**EXTRACTED RECORDS:**
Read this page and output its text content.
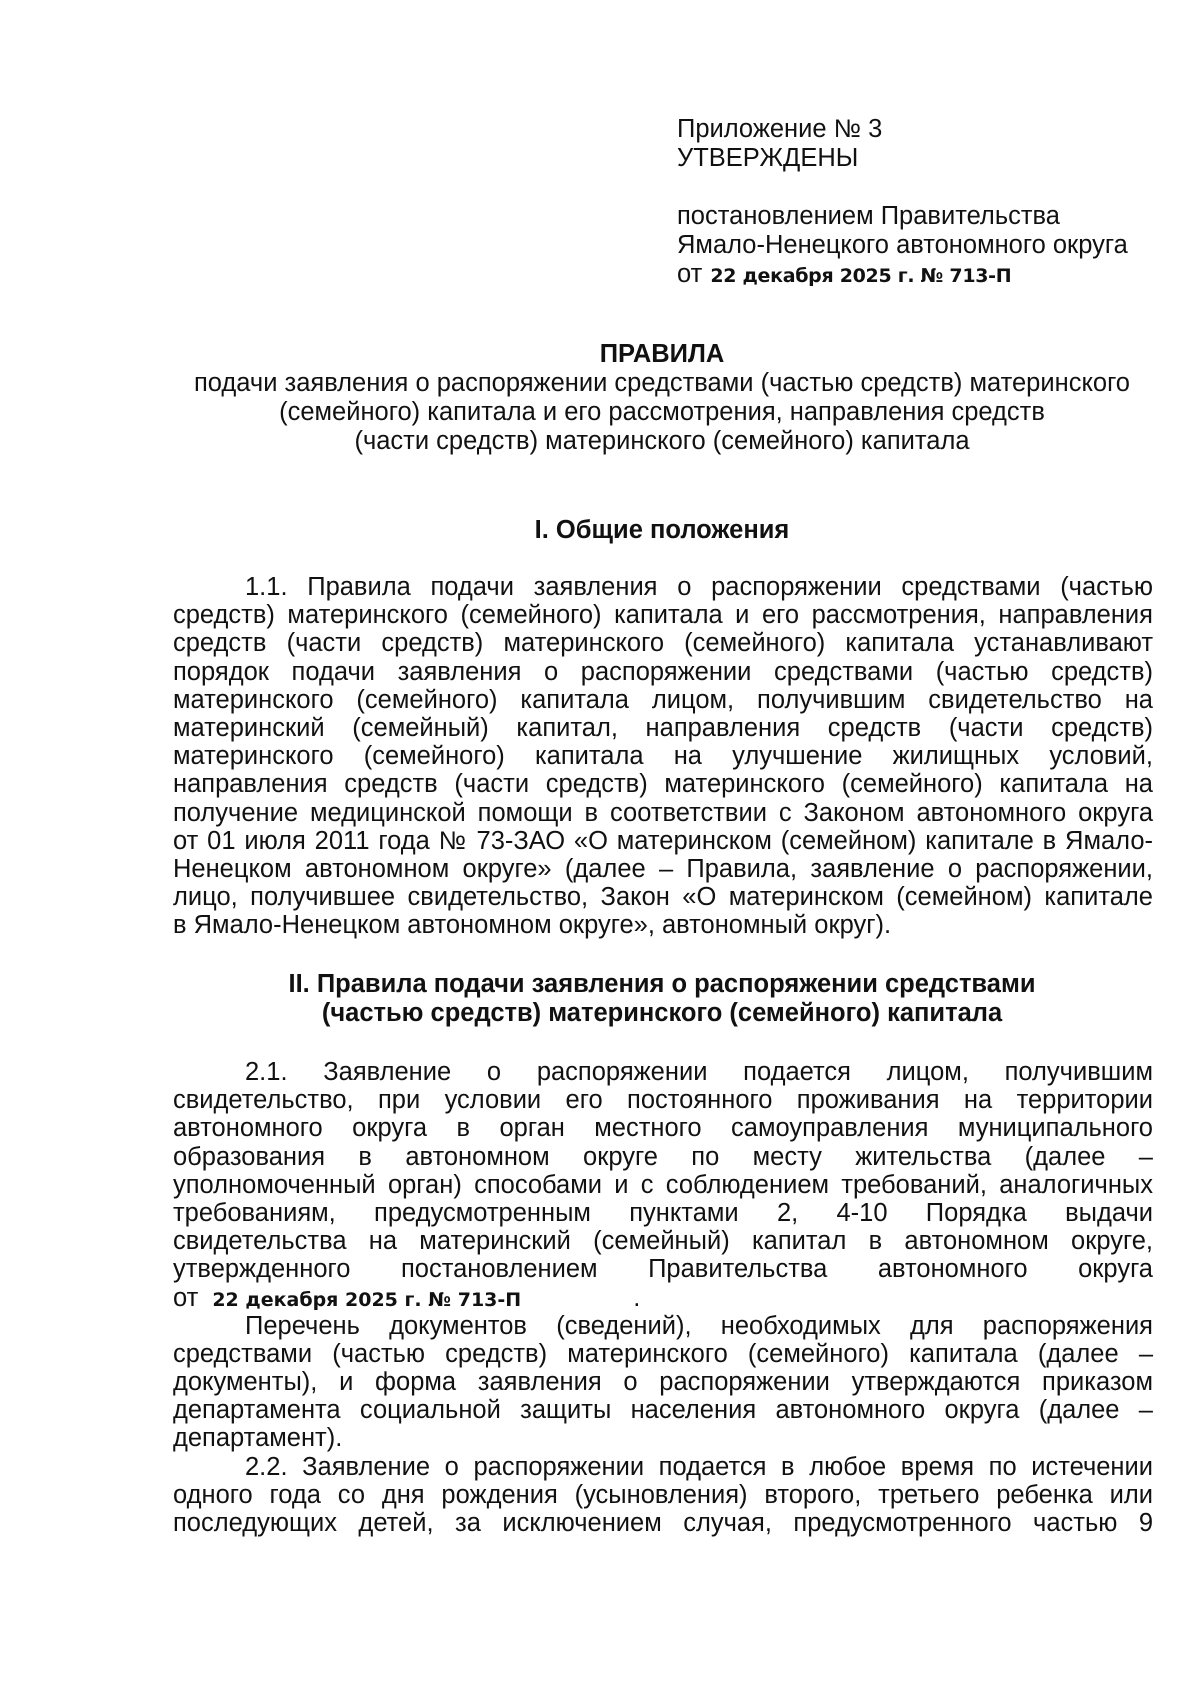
Приложение № 3
УТВЕРЖДЕНЫ
постановлением Правительства
Ямало-Ненецкого автономного округа
от 22 декабря 2025 г. № 713-П
ПРАВИЛА
подачи заявления о распоряжении средствами (частью средств) материнского
(семейного) капитала и его рассмотрения, направления средств
(части средств) материнского (семейного) капитала
I. Общие положения
1.1. Правила подачи заявления о распоряжении средствами (частью
средств) материнского (семейного) капитала и его рассмотрения, направления
средств (части средств) материнского (семейного) капитала устанавливают
порядок подачи заявления о распоряжении средствами (частью средств)
материнского (семейного) капитала лицом, получившим свидетельство на
материнский (семейный) капитал, направления средств (части средств)
материнского (семейного) капитала на улучшение жилищных условий,
направления средств (части средств) материнского (семейного) капитала на
получение медицинской помощи в соответствии с Законом автономного округа
от 01 июля 2011 года № 73-ЗАО «О материнском (семейном) капитале в Ямало-
Ненецком автономном округе» (далее – Правила, заявление о распоряжении,
лицо, получившее свидетельство, Закон «О материнском (семейном) капитале
в Ямало-Ненецком автономном округе», автономный округ).
II. Правила подачи заявления о распоряжении средствами
(частью средств) материнского (семейного) капитала
2.1. Заявление о распоряжении подается лицом, получившим
свидетельство, при условии его постоянного проживания на территории
автономного округа в орган местного самоуправления муниципального
образования в автономном округе по месту жительства (далее –
уполномоченный орган) способами и с соблюдением требований, аналогичных
требованиям, предусмотренным пунктами 2, 4-10 Порядка выдачи
свидетельства на материнский (семейный) капитал в автономном округе,
утвержденного постановлением Правительства автономного округа
от 22 декабря 2025 г. № 713-П	.
Перечень документов (сведений), необходимых для распоряжения
средствами (частью средств) материнского (семейного) капитала (далее –
документы), и форма заявления о распоряжении утверждаются приказом
департамента социальной защиты населения автономного округа (далее –
департамент).
2.2. Заявление о распоряжении подается в любое время по истечении
одного года со дня рождения (усыновления) второго, третьего ребенка или
последующих детей, за исключением случая, предусмотренного частью 9
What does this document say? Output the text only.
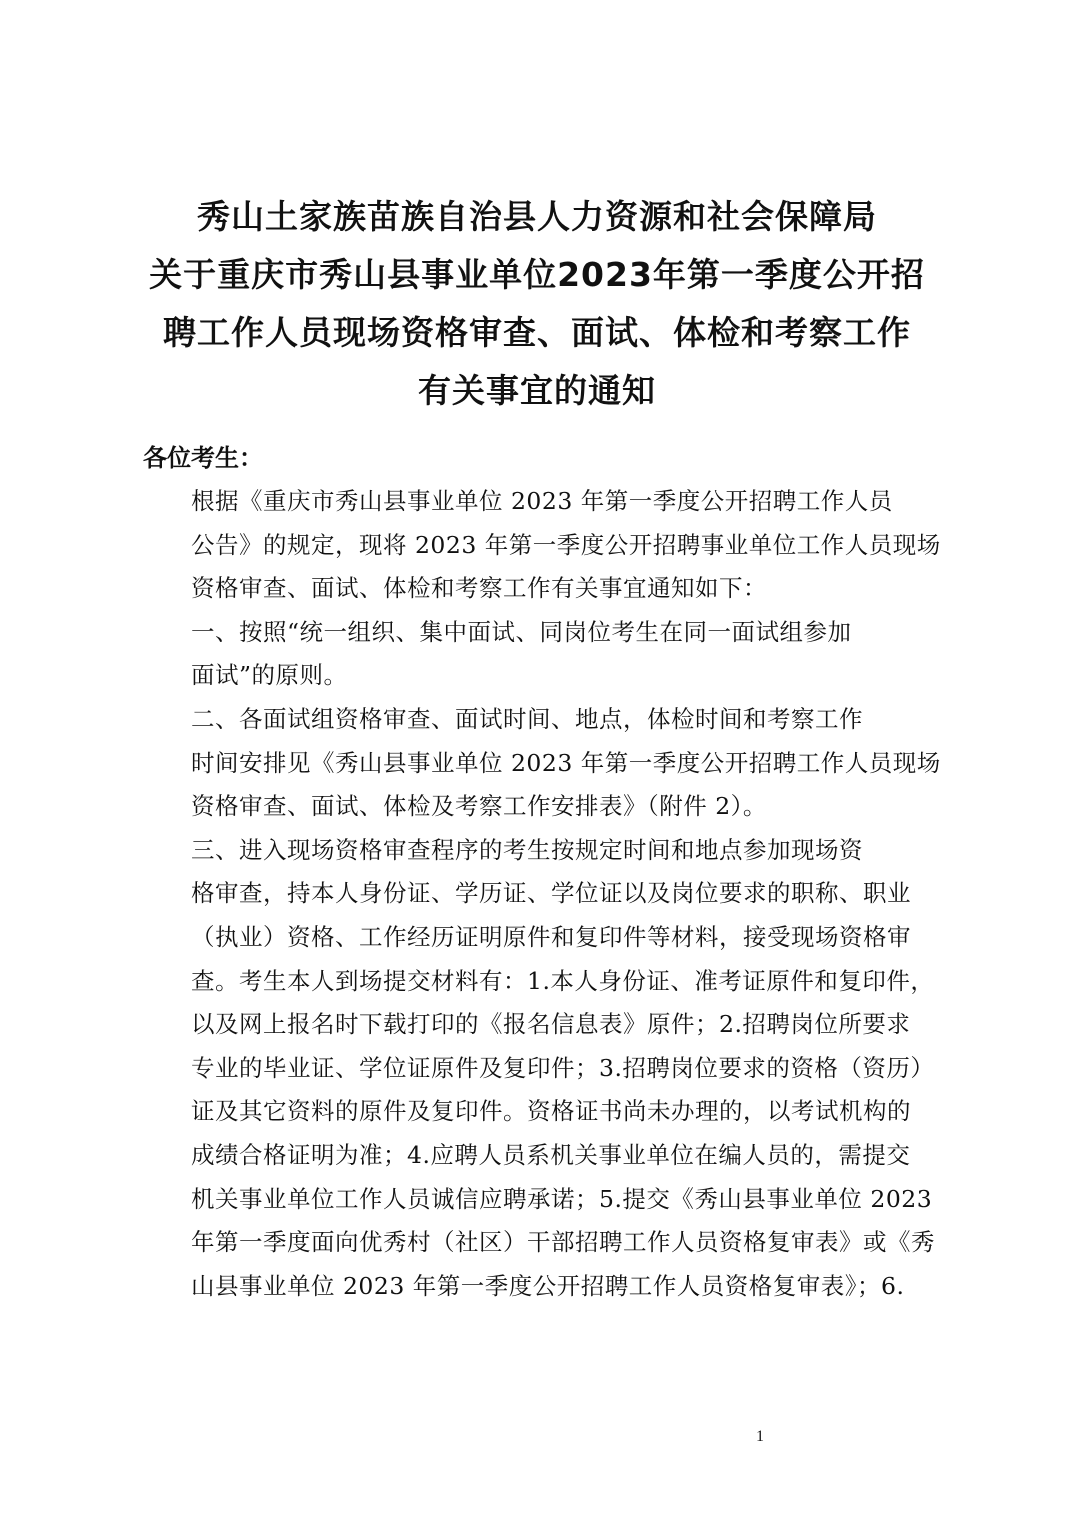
秀山土家族苗族自治县人力资源和社会保障局
关于重庆市秀山县事业单位2023年第一季度公开招
聘工作人员现场资格审查、面试、体检和考察工作
有关事宜的通知
各位考生：

根据《重庆市秀山县事业单位 2023 年第一季度公开招聘工作人员
公告》的规定，现将 2023 年第一季度公开招聘事业单位工作人员现场
资格审查、面试、体检和考察工作有关事宜通知如下：

一、按照“统一组织、集中面试、同岗位考生在同一面试组参加
面试”的原则。

二、各面试组资格审查、面试时间、地点，体检时间和考察工作
时间安排见《秀山县事业单位 2023 年第一季度公开招聘工作人员现场
资格审查、面试、体检及考察工作安排表》（附件 2）。

三、进入现场资格审查程序的考生按规定时间和地点参加现场资
格审查，持本人身份证、学历证、学位证以及岗位要求的职称、职业
（执业）资格、工作经历证明原件和复印件等材料，接受现场资格审
查。考生本人到场提交材料有：1.本人身份证、准考证原件和复印件，
以及网上报名时下载打印的《报名信息表》原件；2.招聘岗位所要求
专业的毕业证、学位证原件及复印件；3.招聘岗位要求的资格（资历）
证及其它资料的原件及复印件。资格证书尚未办理的，以考试机构的
成绩合格证明为准；4.应聘人员系机关事业单位在编人员的，需提交
机关事业单位工作人员诚信应聘承诺；5.提交《秀山县事业单位 2023
年第一季度面向优秀村（社区）干部招聘工作人员资格复审表》或《秀
山县事业单位 2023 年第一季度公开招聘工作人员资格复审表》；6.

1
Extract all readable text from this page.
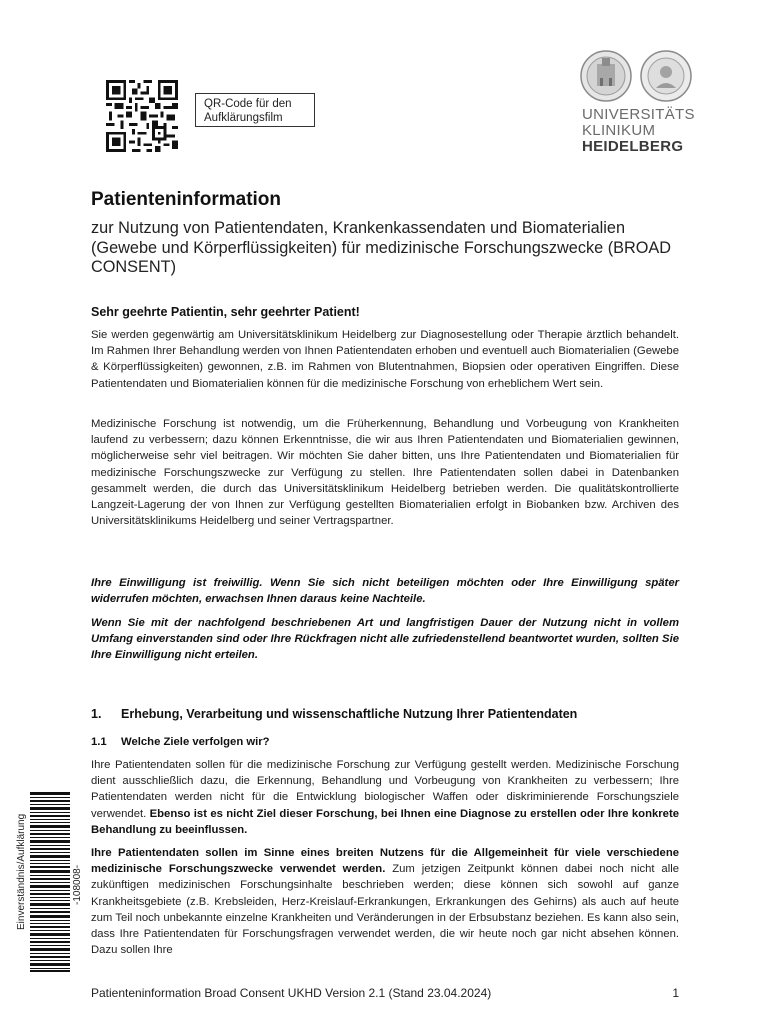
QR-Code für den
Aufklärungsfilm	UNIVERSITÄTS
KLINIKUM
HEIDELBERG
Patienteninformation
zur Nutzung von Patientendaten, Krankenkassendaten und Biomaterialien (Gewebe und Körperflüssigkeiten) für medizinische Forschungszwecke (BROAD CONSENT)
Sehr geehrte Patientin, sehr geehrter Patient!

Sie werden gegenwärtig am Universitätsklinikum Heidelberg zur Diagnosestellung oder Therapie ärztlich behandelt. Im Rahmen Ihrer Behandlung werden von Ihnen Patientendaten erhoben und eventuell auch Biomaterialien (Gewebe & Körperflüssigkeiten) gewonnen, z.B. im Rahmen von Blutentnahmen, Biopsien oder operativen Eingriffen. Diese Patientendaten und Biomaterialien können für die medizinische Forschung von erheblichem Wert sein.

Medizinische Forschung ist notwendig, um die Früherkennung, Behandlung und Vorbeugung von Krankheiten laufend zu verbessern; dazu können Erkenntnisse, die wir aus Ihren Patientendaten und Biomaterialien gewinnen, möglicherweise sehr viel beitragen. Wir möchten Sie daher bitten, uns Ihre Patientendaten und Biomaterialien für medizinische Forschungszwecke zur Verfügung zu stellen. Ihre Patientendaten sollen dabei in Datenbanken gesammelt werden, die durch das Universitätsklinikum Heidelberg betrieben werden. Die qualitätskontrollierte Langzeit-Lagerung der von Ihnen zur Verfügung gestellten Biomaterialien erfolgt in Biobanken bzw. Archiven des Universitätsklinikums Heidelberg und seiner Vertragspartner.

Ihre Einwilligung ist freiwillig. Wenn Sie sich nicht beteiligen möchten oder Ihre Einwilligung später widerrufen möchten, erwachsen Ihnen daraus keine Nachteile.

Wenn Sie mit der nachfolgend beschriebenen Art und langfristigen Dauer der Nutzung nicht in vollem Umfang einverstanden sind oder Ihre Rückfragen nicht alle zufriedenstellend beantwortet wurden, sollten Sie Ihre Einwilligung nicht erteilen.

1. Erhebung, Verarbeitung und wissenschaftliche Nutzung Ihrer Patientendaten
1.1 Welche Ziele verfolgen wir?

Ihre Patientendaten sollen für die medizinische Forschung zur Verfügung gestellt werden. Medizinische Forschung dient ausschließlich dazu, die Erkennung, Behandlung und Vorbeugung von Krankheiten zu verbessern; Ihre Patientendaten werden nicht für die Entwicklung biologischer Waffen oder diskriminierende Forschungsziele verwendet. Ebenso ist es nicht Ziel dieser Forschung, bei Ihnen eine Diagnose zu erstellen oder Ihre konkrete Behandlung zu beeinflussen.

Ihre Patientendaten sollen im Sinne eines breiten Nutzens für die Allgemeinheit für viele verschiedene medizinische Forschungszwecke verwendet werden. Zum jetzigen Zeitpunkt können dabei noch nicht alle zukünftigen medizinischen Forschungsinhalte beschrieben werden; diese können sich sowohl auf ganze Krankheitsgebiete (z.B. Krebsleiden, Herz-Kreislauf-Erkrankungen, Erkrankungen des Gehirns) als auch auf heute zum Teil noch unbekannte einzelne Krankheiten und Veränderungen in der Erbsubstanz beziehen. Es kann also sein, dass Ihre Patientendaten für Forschungsfragen verwendet werden, die wir heute noch gar nicht absehen können. Dazu sollen Ihre

Einverständnis/Aufklärung	-108008-
Patienteninformation Broad Consent UKHD Version 2.1 (Stand 23.04.2024)	1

**SET TASK:** Check each line above for the string "части", then copy the ones that have it.

**SOLUTION TO THIS EXERCISE:**
(части средств) материнского (семейного) капитала
средств (части средств) материнского (семейного) капитала устанавливают
материнский (семейный) капитал, направления средств (части средств)
направления средств (части средств) материнского (семейного) капитала на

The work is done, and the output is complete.